Yapılacak iş>
Aşağıdaki, ramazan orucunun zorluğunu anlatan yazıyı son cümlesinden sonra sürdürür müsün?

Okunacak metin>
========

Ramazanın Zorluğu

Şu konuşmalar çok yaygın:

“Bu ramazan hiç zorlanmıyorum çok şükür.”

“Hava çok serin, güneş yakmıyor, susamıyorum.”

“Oruç çok rahat geçiyor, hiç sıkıntı çekmiyorum.”

“Oruçla birlikte hava da serinledi, rahatladık; bu da Allah’ın bir lûtfu…”

Önce garipsedim. Nasıl bir bakışımız var oruca dâir? Keşke biraz zorda kalsaydık…

Çünkü oruç bu, insanın zorlanması lâzım. Oruç, üzerimize yapıştırdığımız fazlalıklardan kurtulmak için var. Ve bu fazlalıklardan ancak zorlanarak kurtulabiliyoruz. Bir şeyden vazgeçerken sıkıntı yaşamıyorsak ondan vazgeçmemizin mânevî gelişim açısından bize pek katkısı yok.

========

Veri bölümü>
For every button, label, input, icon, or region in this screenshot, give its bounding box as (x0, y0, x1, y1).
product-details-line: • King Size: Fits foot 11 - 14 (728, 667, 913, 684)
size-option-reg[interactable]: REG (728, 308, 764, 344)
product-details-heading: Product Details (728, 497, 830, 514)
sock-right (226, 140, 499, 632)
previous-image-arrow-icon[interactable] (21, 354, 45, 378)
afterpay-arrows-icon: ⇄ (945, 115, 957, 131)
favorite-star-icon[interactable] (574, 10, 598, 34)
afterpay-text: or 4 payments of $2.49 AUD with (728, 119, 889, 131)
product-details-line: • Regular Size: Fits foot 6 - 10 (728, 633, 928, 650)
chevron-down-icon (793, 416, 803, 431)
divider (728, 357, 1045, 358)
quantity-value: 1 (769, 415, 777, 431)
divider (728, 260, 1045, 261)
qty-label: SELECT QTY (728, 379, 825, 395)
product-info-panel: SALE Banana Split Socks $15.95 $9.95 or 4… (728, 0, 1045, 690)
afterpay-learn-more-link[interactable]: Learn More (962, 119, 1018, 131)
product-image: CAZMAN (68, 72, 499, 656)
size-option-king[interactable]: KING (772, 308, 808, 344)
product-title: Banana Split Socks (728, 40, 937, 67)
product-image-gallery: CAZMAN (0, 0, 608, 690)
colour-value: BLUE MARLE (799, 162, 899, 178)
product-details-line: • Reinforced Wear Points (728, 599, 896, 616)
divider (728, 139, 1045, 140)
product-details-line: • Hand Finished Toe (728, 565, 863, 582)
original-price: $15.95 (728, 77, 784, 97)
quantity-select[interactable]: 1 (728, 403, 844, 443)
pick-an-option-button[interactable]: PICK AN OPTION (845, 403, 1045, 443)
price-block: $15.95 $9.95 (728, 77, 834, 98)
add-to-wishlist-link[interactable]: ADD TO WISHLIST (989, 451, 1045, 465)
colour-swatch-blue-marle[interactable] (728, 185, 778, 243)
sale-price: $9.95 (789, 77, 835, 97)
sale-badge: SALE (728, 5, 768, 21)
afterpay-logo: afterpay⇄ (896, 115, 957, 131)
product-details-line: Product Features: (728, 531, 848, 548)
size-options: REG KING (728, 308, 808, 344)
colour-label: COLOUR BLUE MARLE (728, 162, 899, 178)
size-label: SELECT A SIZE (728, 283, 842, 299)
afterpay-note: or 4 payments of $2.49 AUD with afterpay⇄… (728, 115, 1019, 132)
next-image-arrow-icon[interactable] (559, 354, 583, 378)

========

Sonuç aşağıda>
Fakat sonra şuna inandım: Herkesin tuttuğu oruç, oruç. Herkesin din anlayışı ve Allah algısı farklı olduğu gibi oruç algısı da farklı. Birisi tüm gün yemeyip içmiyor, bu konuda bir zorluk içinde değil ve bunun için de şükrediyor belki ama aslında o kişi yememe içmeme konusunu sadece bir zorunluğu yerine getirmek için yapıyor. Esas tuttuğu nokta gırtlağı değil; kimi öfkesini tutuyor, kimi nefretini, kimi de şehvetini. Yemek yesin yemesin bu konuyla meşgul değil…

Şunu çok iyi bilmek lâzım ki, oruçtaki açlık ve susuzluk sadece bir şekli yerine getirmek için var. Bu şekil, bizi zihnî olarak bir noktaya taşıyor ve sürekli o noktada, yani oruçlu olduğumuz ve dikkatli olmamız gerektiği noktasında asılı kalmamızı sağlıyor. Yani açlık ve susuzluğun esas vazifesi orucumuzun korunmasını sağlamaktan ibâret.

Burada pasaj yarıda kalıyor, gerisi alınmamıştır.